+++ Given entries

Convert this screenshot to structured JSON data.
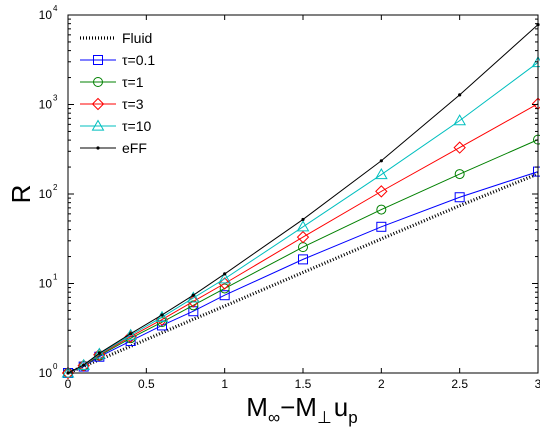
{
  "chart_data": {
    "type": "line",
    "title": "",
    "xlabel": {
      "main1": "M",
      "sub1": "∞",
      "dash": "−M",
      "sub2": "⊥",
      "main2": "u",
      "sub3": "p"
    },
    "ylabel": "R",
    "xlim": [
      0,
      3
    ],
    "ylim": [
      1,
      10000
    ],
    "yscale": "log",
    "grid": false,
    "legend_position": "top-left",
    "x_ticks": [
      "0",
      "0.5",
      "1",
      "1.5",
      "2",
      "2.5",
      "3"
    ],
    "y_ticks": [
      {
        "base": "10",
        "exp": "0"
      },
      {
        "base": "10",
        "exp": "1"
      },
      {
        "base": "10",
        "exp": "2"
      },
      {
        "base": "10",
        "exp": "3"
      },
      {
        "base": "10",
        "exp": "4"
      }
    ],
    "series": [
      {
        "name": "Fluid",
        "color": "#000000",
        "style": "dotted",
        "marker": "none",
        "x": [
          0,
          0.1,
          0.2,
          0.4,
          0.6,
          0.8,
          1,
          1.5,
          2,
          2.5,
          3
        ],
        "y": [
          1,
          1.19,
          1.41,
          1.99,
          2.82,
          3.98,
          5.6,
          13.3,
          31.5,
          74,
          168
        ]
      },
      {
        "name": "τ=0.1",
        "color": "#0000ff",
        "style": "solid",
        "marker": "square",
        "x": [
          0,
          0.1,
          0.2,
          0.4,
          0.6,
          0.8,
          1,
          1.5,
          2,
          2.5,
          3
        ],
        "y": [
          1,
          1.18,
          1.52,
          2.28,
          3.4,
          4.9,
          7.4,
          18.6,
          43,
          92,
          178
        ]
      },
      {
        "name": "τ=1",
        "color": "#008000",
        "style": "solid",
        "marker": "circle",
        "x": [
          0,
          0.1,
          0.2,
          0.4,
          0.6,
          0.8,
          1,
          1.5,
          2,
          2.5,
          3
        ],
        "y": [
          1,
          1.2,
          1.56,
          2.45,
          3.7,
          5.7,
          8.8,
          25.5,
          67,
          167,
          405
        ]
      },
      {
        "name": "τ=3",
        "color": "#ff0000",
        "style": "solid",
        "marker": "diamond",
        "x": [
          0,
          0.1,
          0.2,
          0.4,
          0.6,
          0.8,
          1,
          1.5,
          2,
          2.5,
          3
        ],
        "y": [
          1,
          1.21,
          1.6,
          2.55,
          3.95,
          6.3,
          10,
          33,
          107,
          330,
          1020
        ]
      },
      {
        "name": "τ=10",
        "color": "#00bfbf",
        "style": "solid",
        "marker": "triangle",
        "x": [
          0,
          0.1,
          0.2,
          0.4,
          0.6,
          0.8,
          1,
          1.5,
          2,
          2.5,
          3
        ],
        "y": [
          1,
          1.22,
          1.63,
          2.65,
          4.2,
          6.9,
          11.3,
          43,
          165,
          660,
          2950
        ]
      },
      {
        "name": "eFF",
        "color": "#000000",
        "style": "solid",
        "marker": "dot",
        "x": [
          0,
          0.1,
          0.2,
          0.4,
          0.6,
          0.8,
          1,
          1.5,
          2,
          2.5,
          3
        ],
        "y": [
          1,
          1.23,
          1.66,
          2.75,
          4.45,
          7.4,
          12.8,
          52,
          235,
          1280,
          7800
        ]
      }
    ]
  }
}
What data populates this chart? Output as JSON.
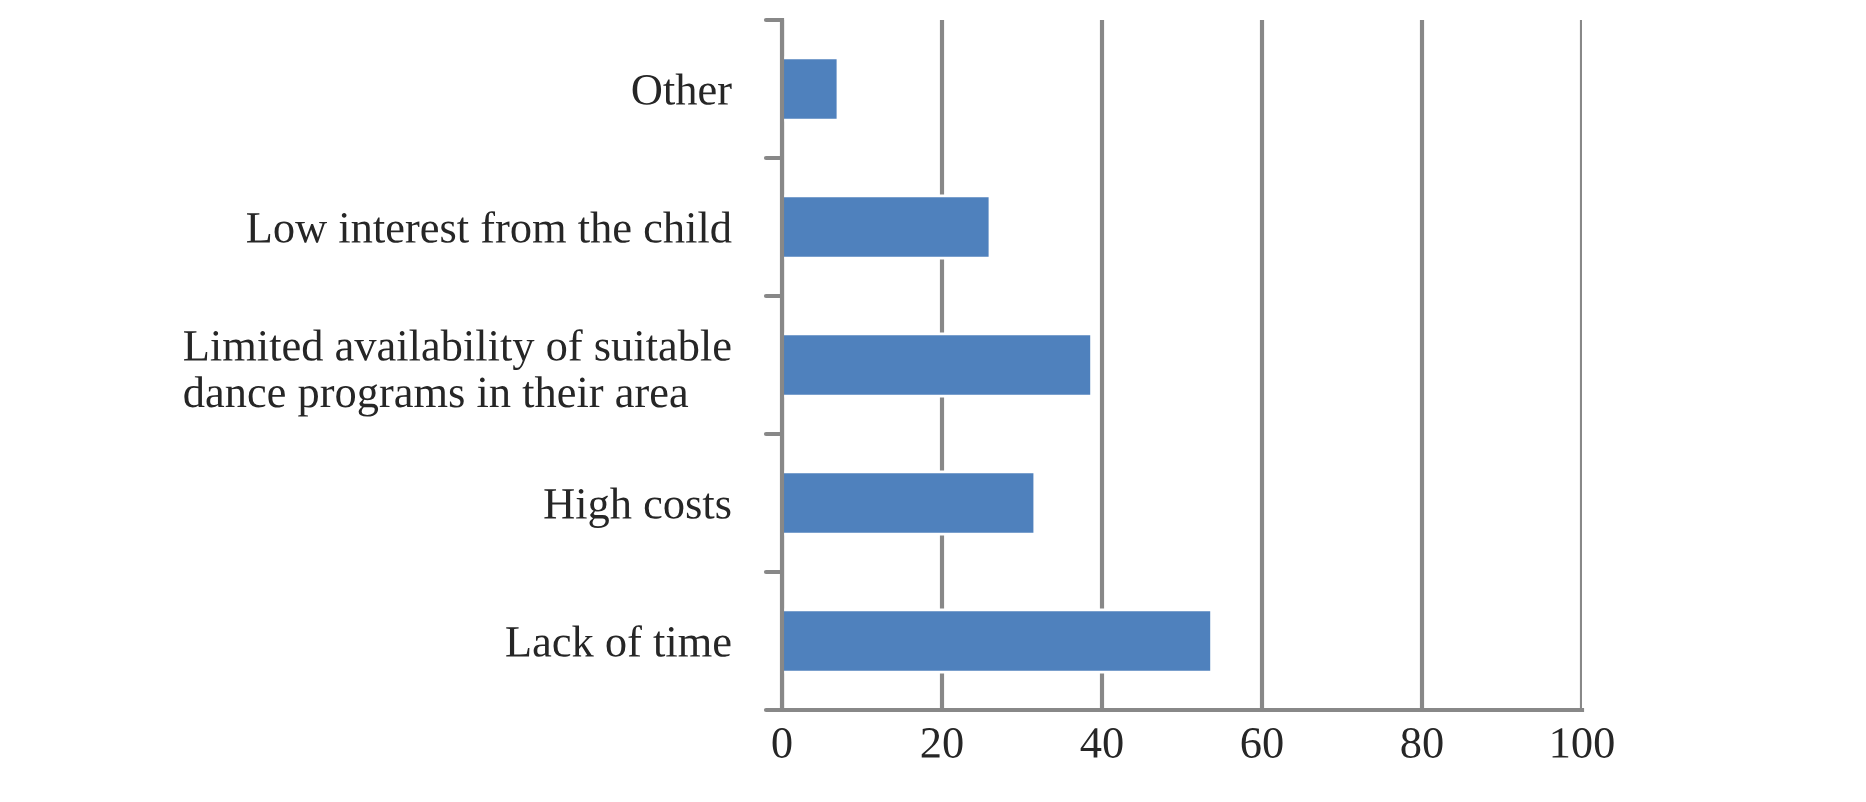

++++++

Task objective
Every line of the records that includes the word "color" should be gathered.

Full solution
        "color": "#000000",
        "color": "#0000ff",
        "color": "#008000",
        "color": "#ff0000",
        "color": "#00bfbf",
        "color": "#000000",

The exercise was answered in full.